> **AIM OF THE EXERCISE**
Each entry has to be copied exactly, with nothing missed.

· · · ·

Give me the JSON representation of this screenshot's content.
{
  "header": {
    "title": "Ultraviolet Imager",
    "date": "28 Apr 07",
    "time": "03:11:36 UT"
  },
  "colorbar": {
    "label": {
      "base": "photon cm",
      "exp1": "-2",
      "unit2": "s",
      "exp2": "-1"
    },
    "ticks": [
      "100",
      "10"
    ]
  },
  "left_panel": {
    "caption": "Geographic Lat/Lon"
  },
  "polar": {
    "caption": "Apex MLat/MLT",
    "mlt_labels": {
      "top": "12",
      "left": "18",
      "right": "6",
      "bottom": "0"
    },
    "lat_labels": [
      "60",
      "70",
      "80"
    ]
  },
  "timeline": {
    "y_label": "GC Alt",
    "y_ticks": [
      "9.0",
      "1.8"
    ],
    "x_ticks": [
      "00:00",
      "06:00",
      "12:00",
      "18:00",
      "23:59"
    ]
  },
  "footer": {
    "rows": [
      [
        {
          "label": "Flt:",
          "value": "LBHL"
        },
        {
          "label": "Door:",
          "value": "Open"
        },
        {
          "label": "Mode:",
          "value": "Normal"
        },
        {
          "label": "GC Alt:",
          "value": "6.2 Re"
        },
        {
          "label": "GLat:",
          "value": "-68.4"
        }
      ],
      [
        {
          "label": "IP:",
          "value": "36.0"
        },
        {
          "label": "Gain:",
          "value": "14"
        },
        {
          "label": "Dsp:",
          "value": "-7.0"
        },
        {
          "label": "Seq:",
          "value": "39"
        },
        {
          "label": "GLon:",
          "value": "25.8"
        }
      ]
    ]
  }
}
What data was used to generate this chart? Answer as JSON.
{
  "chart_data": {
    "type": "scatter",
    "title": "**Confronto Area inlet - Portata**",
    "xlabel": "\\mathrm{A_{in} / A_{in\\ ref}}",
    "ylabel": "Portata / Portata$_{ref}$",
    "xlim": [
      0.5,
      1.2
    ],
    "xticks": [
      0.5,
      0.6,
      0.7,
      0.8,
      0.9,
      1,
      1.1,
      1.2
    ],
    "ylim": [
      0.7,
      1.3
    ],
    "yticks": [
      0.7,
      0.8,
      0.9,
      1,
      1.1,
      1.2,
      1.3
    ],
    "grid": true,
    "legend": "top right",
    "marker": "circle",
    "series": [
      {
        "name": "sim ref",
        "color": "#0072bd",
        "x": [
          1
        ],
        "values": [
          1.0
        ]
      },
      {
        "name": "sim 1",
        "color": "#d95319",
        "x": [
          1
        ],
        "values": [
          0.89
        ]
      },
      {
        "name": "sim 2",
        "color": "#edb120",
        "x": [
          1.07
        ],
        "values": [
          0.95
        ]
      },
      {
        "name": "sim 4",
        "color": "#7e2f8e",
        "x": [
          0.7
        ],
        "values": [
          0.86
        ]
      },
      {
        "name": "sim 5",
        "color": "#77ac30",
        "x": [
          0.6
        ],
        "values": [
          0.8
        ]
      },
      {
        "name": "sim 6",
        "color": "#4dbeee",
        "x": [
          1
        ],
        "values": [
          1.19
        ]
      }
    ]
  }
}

· · · ·

> **FULL RESPONSE**
Give me the JSON representation of this screenshot's content.
{
  "header": {
    "title": "Ultraviolet Imager",
    "date": "28 Apr 07",
    "time": "03:11:36 UT"
  },
  "colorbar": {
    "label": {
      "base": "photon cm",
      "exp1": "-2",
      "unit2": "s",
      "exp2": "-1"
    },
    "ticks": [
      "100",
      "10"
    ]
  },
  "left_panel": {
    "caption": "Geographic Lat/Lon"
  },
  "polar": {
    "caption": "Apex MLat/MLT",
    "mlt_labels": {
      "top": "12",
      "left": "18",
      "right": "6",
      "bottom": "0"
    },
    "lat_labels": [
      "60",
      "70",
      "80"
    ]
  },
  "timeline": {
    "y_label": "GC Alt",
    "y_ticks": [
      "9.0",
      "1.8"
    ],
    "x_ticks": [
      "00:00",
      "06:00",
      "12:00",
      "18:00",
      "23:59"
    ]
  },
  "footer": {
    "rows": [
      [
        {
          "label": "Flt:",
          "value": "LBHL"
        },
        {
          "label": "Door:",
          "value": "Open"
        },
        {
          "label": "Mode:",
          "value": "Normal"
        },
        {
          "label": "GC Alt:",
          "value": "6.2 Re"
        },
        {
          "label": "GLat:",
          "value": "-68.4"
        }
      ],
      [
        {
          "label": "IP:",
          "value": "36.0"
        },
        {
          "label": "Gain:",
          "value": "14"
        },
        {
          "label": "Dsp:",
          "value": "-7.0"
        },
        {
          "label": "Seq:",
          "value": "39"
        },
        {
          "label": "GLon:",
          "value": "25.8"
        }
      ]
    ]
  }
}
What data was used to generate this chart? Answer as JSON.
{
  "chart_data": {
    "type": "scatter",
    "title": "**Confronto Area inlet - Portata**",
    "xlabel": "\\mathrm{A_{in} / A_{in\\ ref}}",
    "ylabel": "Portata / Portata$_{ref}$",
    "xlim": [
      0.5,
      1.2
    ],
    "xticks": [
      0.5,
      0.6,
      0.7,
      0.8,
      0.9,
      1,
      1.1,
      1.2
    ],
    "ylim": [
      0.7,
      1.3
    ],
    "yticks": [
      0.7,
      0.8,
      0.9,
      1,
      1.1,
      1.2,
      1.3
    ],
    "grid": true,
    "legend": "top right",
    "marker": "circle",
    "series": [
      {
        "name": "sim ref",
        "color": "#0072bd",
        "x": [
          1
        ],
        "values": [
          1.0
        ]
      },
      {
        "name": "sim 1",
        "color": "#d95319",
        "x": [
          1
        ],
        "values": [
          0.89
        ]
      },
      {
        "name": "sim 2",
        "color": "#edb120",
        "x": [
          1.07
        ],
        "values": [
          0.95
        ]
      },
      {
        "name": "sim 4",
        "color": "#7e2f8e",
        "x": [
          0.7
        ],
        "values": [
          0.86
        ]
      },
      {
        "name": "sim 5",
        "color": "#77ac30",
        "x": [
          0.6
        ],
        "values": [
          0.8
        ]
      },
      {
        "name": "sim 6",
        "color": "#4dbeee",
        "x": [
          1
        ],
        "values": [
          1.19
        ]
      }
    ]
  }
}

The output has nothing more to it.